Task:
Write out the entries below once more, exactly.

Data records
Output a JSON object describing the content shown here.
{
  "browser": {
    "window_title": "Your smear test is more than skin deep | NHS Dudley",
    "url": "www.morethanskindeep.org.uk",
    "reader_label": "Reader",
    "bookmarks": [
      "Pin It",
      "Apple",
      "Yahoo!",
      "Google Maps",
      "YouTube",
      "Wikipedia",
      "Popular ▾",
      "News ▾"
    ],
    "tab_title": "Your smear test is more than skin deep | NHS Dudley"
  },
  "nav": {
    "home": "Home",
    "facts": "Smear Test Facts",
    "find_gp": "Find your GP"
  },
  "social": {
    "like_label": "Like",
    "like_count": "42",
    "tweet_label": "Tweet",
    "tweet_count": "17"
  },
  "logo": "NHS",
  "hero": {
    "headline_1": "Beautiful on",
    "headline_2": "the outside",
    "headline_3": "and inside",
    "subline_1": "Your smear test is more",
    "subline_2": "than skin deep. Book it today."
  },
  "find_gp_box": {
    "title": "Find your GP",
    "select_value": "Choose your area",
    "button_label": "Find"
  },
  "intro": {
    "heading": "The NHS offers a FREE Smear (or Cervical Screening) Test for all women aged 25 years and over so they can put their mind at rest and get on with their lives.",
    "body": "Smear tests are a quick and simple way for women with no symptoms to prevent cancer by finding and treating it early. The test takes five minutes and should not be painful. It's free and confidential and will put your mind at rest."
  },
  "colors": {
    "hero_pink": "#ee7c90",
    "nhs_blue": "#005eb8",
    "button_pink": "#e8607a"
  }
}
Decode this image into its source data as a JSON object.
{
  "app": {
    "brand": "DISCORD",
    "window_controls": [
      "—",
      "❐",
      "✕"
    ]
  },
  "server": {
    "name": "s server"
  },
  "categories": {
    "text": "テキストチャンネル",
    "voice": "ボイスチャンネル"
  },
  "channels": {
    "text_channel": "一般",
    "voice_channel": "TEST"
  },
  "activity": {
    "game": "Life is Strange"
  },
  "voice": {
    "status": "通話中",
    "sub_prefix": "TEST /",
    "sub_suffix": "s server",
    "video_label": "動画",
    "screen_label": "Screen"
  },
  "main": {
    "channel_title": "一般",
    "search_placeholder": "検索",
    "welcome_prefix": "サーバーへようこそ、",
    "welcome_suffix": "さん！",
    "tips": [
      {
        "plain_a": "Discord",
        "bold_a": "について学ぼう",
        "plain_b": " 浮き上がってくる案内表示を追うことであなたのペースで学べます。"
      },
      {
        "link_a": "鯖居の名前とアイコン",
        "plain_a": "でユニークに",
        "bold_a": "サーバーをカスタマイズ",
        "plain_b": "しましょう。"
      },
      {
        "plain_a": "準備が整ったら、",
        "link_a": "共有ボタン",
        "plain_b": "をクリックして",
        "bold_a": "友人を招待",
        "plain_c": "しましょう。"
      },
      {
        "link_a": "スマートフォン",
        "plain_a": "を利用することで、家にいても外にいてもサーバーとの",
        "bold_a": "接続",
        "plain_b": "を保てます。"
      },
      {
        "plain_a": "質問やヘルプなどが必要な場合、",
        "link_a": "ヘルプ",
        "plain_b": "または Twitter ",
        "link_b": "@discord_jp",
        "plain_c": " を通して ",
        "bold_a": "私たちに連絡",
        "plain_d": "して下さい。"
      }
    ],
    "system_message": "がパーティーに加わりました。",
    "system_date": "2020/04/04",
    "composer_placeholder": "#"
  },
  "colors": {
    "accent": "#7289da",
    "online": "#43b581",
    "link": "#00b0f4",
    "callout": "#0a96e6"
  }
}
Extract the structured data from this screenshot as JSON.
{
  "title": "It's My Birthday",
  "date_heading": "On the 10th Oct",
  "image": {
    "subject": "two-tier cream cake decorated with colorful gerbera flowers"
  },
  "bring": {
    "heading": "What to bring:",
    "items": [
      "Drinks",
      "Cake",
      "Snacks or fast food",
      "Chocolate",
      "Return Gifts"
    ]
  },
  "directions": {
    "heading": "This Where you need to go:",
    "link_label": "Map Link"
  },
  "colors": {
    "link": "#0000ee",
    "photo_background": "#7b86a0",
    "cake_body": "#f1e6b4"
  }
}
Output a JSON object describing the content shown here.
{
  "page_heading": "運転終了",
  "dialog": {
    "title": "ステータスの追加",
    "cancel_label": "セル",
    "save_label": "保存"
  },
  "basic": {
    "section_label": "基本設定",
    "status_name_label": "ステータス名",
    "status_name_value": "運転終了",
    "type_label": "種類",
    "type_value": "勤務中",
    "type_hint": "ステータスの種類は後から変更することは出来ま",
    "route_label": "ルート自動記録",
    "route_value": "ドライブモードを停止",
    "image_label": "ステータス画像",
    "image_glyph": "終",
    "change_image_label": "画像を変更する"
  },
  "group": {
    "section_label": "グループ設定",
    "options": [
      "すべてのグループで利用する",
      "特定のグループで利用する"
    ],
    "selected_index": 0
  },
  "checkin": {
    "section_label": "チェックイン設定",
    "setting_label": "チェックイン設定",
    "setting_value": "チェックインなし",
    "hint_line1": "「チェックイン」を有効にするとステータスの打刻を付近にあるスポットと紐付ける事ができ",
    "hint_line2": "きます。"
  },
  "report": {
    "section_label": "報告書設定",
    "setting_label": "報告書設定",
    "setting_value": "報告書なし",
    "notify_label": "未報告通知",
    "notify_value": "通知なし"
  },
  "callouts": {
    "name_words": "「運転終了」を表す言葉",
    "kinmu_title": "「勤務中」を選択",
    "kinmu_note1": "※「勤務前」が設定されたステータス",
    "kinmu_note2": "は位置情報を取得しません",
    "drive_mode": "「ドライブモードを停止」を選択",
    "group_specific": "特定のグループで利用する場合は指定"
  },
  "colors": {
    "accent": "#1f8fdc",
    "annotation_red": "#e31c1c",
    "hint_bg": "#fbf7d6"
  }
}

Exercise response:
Output a JSON object describing the content shown here.
{
  "browser": {
    "window_title": "Your smear test is more than skin deep | NHS Dudley",
    "url": "www.morethanskindeep.org.uk",
    "reader_label": "Reader",
    "bookmarks": [
      "Pin It",
      "Apple",
      "Yahoo!",
      "Google Maps",
      "YouTube",
      "Wikipedia",
      "Popular ▾",
      "News ▾"
    ],
    "tab_title": "Your smear test is more than skin deep | NHS Dudley"
  },
  "nav": {
    "home": "Home",
    "facts": "Smear Test Facts",
    "find_gp": "Find your GP"
  },
  "social": {
    "like_label": "Like",
    "like_count": "42",
    "tweet_label": "Tweet",
    "tweet_count": "17"
  },
  "logo": "NHS",
  "hero": {
    "headline_1": "Beautiful on",
    "headline_2": "the outside",
    "headline_3": "and inside",
    "subline_1": "Your smear test is more",
    "subline_2": "than skin deep. Book it today."
  },
  "find_gp_box": {
    "title": "Find your GP",
    "select_value": "Choose your area",
    "button_label": "Find"
  },
  "intro": {
    "heading": "The NHS offers a FREE Smear (or Cervical Screening) Test for all women aged 25 years and over so they can put their mind at rest and get on with their lives.",
    "body": "Smear tests are a quick and simple way for women with no symptoms to prevent cancer by finding and treating it early. The test takes five minutes and should not be painful. It's free and confidential and will put your mind at rest."
  },
  "colors": {
    "hero_pink": "#ee7c90",
    "nhs_blue": "#005eb8",
    "button_pink": "#e8607a"
  }
}
Decode this image into its source data as a JSON object.
{
  "app": {
    "brand": "DISCORD",
    "window_controls": [
      "—",
      "❐",
      "✕"
    ]
  },
  "server": {
    "name": "s server"
  },
  "categories": {
    "text": "テキストチャンネル",
    "voice": "ボイスチャンネル"
  },
  "channels": {
    "text_channel": "一般",
    "voice_channel": "TEST"
  },
  "activity": {
    "game": "Life is Strange"
  },
  "voice": {
    "status": "通話中",
    "sub_prefix": "TEST /",
    "sub_suffix": "s server",
    "video_label": "動画",
    "screen_label": "Screen"
  },
  "main": {
    "channel_title": "一般",
    "search_placeholder": "検索",
    "welcome_prefix": "サーバーへようこそ、",
    "welcome_suffix": "さん！",
    "tips": [
      {
        "plain_a": "Discord",
        "bold_a": "について学ぼう",
        "plain_b": " 浮き上がってくる案内表示を追うことであなたのペースで学べます。"
      },
      {
        "link_a": "鯖居の名前とアイコン",
        "plain_a": "でユニークに",
        "bold_a": "サーバーをカスタマイズ",
        "plain_b": "しましょう。"
      },
      {
        "plain_a": "準備が整ったら、",
        "link_a": "共有ボタン",
        "plain_b": "をクリックして",
        "bold_a": "友人を招待",
        "plain_c": "しましょう。"
      },
      {
        "link_a": "スマートフォン",
        "plain_a": "を利用することで、家にいても外にいてもサーバーとの",
        "bold_a": "接続",
        "plain_b": "を保てます。"
      },
      {
        "plain_a": "質問やヘルプなどが必要な場合、",
        "link_a": "ヘルプ",
        "plain_b": "または Twitter ",
        "link_b": "@discord_jp",
        "plain_c": " を通して ",
        "bold_a": "私たちに連絡",
        "plain_d": "して下さい。"
      }
    ],
    "system_message": "がパーティーに加わりました。",
    "system_date": "2020/04/04",
    "composer_placeholder": "#"
  },
  "colors": {
    "accent": "#7289da",
    "online": "#43b581",
    "link": "#00b0f4",
    "callout": "#0a96e6"
  }
}
Extract the structured data from this screenshot as JSON.
{
  "title": "It's My Birthday",
  "date_heading": "On the 10th Oct",
  "image": {
    "subject": "two-tier cream cake decorated with colorful gerbera flowers"
  },
  "bring": {
    "heading": "What to bring:",
    "items": [
      "Drinks",
      "Cake",
      "Snacks or fast food",
      "Chocolate",
      "Return Gifts"
    ]
  },
  "directions": {
    "heading": "This Where you need to go:",
    "link_label": "Map Link"
  },
  "colors": {
    "link": "#0000ee",
    "photo_background": "#7b86a0",
    "cake_body": "#f1e6b4"
  }
}
Output a JSON object describing the content shown here.
{
  "page_heading": "運転終了",
  "dialog": {
    "title": "ステータスの追加",
    "cancel_label": "セル",
    "save_label": "保存"
  },
  "basic": {
    "section_label": "基本設定",
    "status_name_label": "ステータス名",
    "status_name_value": "運転終了",
    "type_label": "種類",
    "type_value": "勤務中",
    "type_hint": "ステータスの種類は後から変更することは出来ま",
    "route_label": "ルート自動記録",
    "route_value": "ドライブモードを停止",
    "image_label": "ステータス画像",
    "image_glyph": "終",
    "change_image_label": "画像を変更する"
  },
  "group": {
    "section_label": "グループ設定",
    "options": [
      "すべてのグループで利用する",
      "特定のグループで利用する"
    ],
    "selected_index": 0
  },
  "checkin": {
    "section_label": "チェックイン設定",
    "setting_label": "チェックイン設定",
    "setting_value": "チェックインなし",
    "hint_line1": "「チェックイン」を有効にするとステータスの打刻を付近にあるスポットと紐付ける事ができ",
    "hint_line2": "きます。"
  },
  "report": {
    "section_label": "報告書設定",
    "setting_label": "報告書設定",
    "setting_value": "報告書なし",
    "notify_label": "未報告通知",
    "notify_value": "通知なし"
  },
  "callouts": {
    "name_words": "「運転終了」を表す言葉",
    "kinmu_title": "「勤務中」を選択",
    "kinmu_note1": "※「勤務前」が設定されたステータス",
    "kinmu_note2": "は位置情報を取得しません",
    "drive_mode": "「ドライブモードを停止」を選択",
    "group_specific": "特定のグループで利用する場合は指定"
  },
  "colors": {
    "accent": "#1f8fdc",
    "annotation_red": "#e31c1c",
    "hint_bg": "#fbf7d6"
  }
}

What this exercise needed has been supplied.